» **Goal**: In the data below, output the lines from the one containing "series-line-3-months bbox=[381, 45, 424, 53]" through the one containing "data-point-3-months bbox=[580, 68, 588, 75]", inclusive, as a numbered list with blank lines omitted.

--------

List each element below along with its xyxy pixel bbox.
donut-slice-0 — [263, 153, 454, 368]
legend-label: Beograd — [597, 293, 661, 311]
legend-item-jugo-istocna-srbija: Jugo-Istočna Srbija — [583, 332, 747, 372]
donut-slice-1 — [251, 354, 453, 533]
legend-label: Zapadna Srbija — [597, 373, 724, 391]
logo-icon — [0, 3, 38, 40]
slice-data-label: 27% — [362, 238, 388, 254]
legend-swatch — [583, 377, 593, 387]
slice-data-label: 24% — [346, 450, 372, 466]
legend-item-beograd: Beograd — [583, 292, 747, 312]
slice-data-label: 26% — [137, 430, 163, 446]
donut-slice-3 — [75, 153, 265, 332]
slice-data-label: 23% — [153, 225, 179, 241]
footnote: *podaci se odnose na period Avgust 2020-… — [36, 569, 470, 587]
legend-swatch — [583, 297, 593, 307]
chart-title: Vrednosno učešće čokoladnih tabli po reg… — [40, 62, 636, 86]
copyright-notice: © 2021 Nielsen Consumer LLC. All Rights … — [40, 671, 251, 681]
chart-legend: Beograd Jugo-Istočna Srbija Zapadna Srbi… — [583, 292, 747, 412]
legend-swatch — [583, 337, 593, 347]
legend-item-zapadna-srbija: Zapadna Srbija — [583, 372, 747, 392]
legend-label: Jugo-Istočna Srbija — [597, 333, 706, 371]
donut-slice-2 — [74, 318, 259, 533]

--------

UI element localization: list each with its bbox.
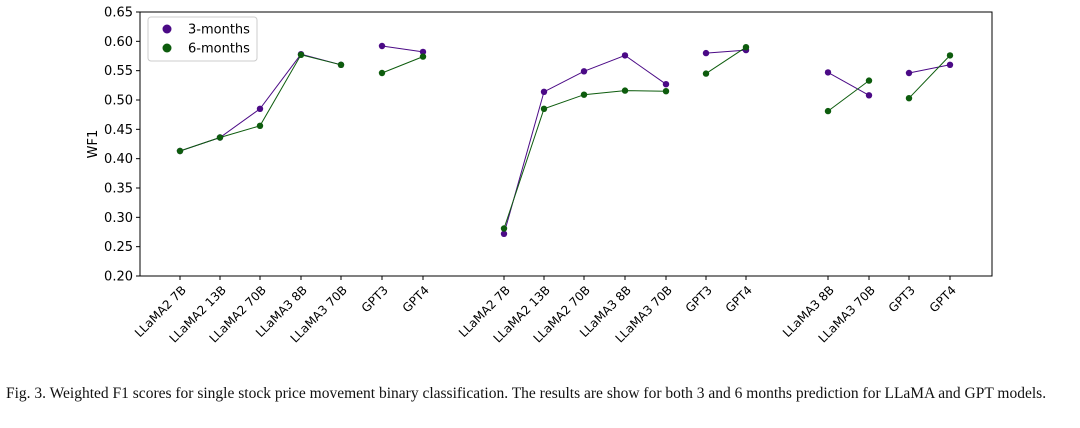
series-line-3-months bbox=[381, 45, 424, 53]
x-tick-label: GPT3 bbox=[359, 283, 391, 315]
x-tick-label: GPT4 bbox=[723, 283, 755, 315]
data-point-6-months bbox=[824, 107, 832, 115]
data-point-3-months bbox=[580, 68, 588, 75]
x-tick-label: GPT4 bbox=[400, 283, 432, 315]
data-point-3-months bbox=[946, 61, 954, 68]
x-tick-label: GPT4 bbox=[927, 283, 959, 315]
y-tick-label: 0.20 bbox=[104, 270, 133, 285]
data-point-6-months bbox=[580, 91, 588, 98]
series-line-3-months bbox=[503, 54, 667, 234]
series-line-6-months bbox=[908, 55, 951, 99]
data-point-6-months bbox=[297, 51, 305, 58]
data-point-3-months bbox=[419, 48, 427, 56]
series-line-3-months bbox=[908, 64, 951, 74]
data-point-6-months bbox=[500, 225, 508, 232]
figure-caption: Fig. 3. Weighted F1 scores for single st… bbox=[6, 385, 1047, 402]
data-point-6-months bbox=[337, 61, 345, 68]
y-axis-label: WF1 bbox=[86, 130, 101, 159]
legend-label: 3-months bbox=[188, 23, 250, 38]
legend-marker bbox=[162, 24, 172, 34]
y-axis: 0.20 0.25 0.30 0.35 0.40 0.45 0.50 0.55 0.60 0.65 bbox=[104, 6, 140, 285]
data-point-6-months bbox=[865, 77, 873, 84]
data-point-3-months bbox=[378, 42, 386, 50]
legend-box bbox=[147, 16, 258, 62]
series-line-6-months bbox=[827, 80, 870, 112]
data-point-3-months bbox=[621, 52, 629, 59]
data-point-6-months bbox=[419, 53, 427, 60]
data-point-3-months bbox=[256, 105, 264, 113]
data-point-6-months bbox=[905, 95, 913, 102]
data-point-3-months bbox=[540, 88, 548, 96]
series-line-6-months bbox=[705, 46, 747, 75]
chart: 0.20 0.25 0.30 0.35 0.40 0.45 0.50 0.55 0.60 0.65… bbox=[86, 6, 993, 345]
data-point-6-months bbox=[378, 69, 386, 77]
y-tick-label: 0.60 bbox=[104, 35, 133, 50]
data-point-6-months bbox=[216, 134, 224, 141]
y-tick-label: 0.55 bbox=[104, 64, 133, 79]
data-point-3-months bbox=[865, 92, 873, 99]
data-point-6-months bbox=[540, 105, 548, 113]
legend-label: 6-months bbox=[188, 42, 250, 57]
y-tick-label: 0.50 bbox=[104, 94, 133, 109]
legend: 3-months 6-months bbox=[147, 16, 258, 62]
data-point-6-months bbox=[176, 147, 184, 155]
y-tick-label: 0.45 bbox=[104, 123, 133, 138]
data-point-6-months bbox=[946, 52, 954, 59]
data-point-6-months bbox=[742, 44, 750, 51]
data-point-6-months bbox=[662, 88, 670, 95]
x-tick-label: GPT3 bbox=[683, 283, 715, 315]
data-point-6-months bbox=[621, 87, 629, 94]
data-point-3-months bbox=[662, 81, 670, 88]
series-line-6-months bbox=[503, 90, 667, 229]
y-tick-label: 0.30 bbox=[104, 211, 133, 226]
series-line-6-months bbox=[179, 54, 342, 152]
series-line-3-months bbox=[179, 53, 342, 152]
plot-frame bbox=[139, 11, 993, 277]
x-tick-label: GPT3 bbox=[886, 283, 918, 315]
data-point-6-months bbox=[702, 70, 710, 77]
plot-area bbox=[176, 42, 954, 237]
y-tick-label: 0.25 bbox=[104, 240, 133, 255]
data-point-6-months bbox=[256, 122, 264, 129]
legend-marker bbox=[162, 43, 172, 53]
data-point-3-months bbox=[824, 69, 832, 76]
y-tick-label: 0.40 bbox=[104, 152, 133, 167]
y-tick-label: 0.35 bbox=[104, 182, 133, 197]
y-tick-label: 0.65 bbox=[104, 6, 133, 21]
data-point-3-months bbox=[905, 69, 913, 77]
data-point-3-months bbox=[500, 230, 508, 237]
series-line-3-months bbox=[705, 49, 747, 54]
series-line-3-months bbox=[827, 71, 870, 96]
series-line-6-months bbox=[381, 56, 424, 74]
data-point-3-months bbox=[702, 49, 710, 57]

--------

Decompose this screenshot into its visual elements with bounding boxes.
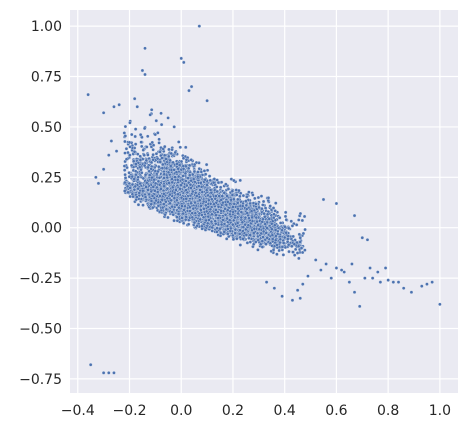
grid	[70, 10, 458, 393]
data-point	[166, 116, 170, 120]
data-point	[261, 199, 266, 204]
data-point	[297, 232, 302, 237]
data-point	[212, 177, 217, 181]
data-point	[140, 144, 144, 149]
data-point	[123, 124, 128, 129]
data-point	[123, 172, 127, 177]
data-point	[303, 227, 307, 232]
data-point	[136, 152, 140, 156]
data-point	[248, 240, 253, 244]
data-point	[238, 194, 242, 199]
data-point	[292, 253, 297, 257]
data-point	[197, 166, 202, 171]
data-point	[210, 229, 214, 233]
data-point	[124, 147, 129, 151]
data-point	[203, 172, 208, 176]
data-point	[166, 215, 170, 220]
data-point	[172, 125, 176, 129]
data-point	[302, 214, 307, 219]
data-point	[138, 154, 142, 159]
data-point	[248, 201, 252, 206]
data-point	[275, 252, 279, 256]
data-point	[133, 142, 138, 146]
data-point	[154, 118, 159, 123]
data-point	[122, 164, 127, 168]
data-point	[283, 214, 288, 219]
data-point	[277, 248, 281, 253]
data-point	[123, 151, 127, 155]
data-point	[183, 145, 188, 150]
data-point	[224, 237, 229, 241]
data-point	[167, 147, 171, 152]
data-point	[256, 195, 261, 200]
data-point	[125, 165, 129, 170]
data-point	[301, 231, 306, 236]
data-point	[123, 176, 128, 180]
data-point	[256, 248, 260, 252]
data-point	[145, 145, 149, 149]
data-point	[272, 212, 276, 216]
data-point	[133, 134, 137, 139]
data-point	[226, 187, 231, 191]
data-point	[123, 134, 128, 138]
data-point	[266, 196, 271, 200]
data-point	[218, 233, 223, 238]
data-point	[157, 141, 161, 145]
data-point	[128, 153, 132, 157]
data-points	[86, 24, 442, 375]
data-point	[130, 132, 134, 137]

--------

» **Answer to the exercise**:
1. series-line-3-months bbox=[381, 45, 424, 53]
2. x-tick-label: GPT3 bbox=[359, 283, 391, 315]
3. x-tick-label: GPT4 bbox=[723, 283, 755, 315]
4. data-point-6-months bbox=[824, 107, 832, 115]
5. data-point-3-months bbox=[580, 68, 588, 75]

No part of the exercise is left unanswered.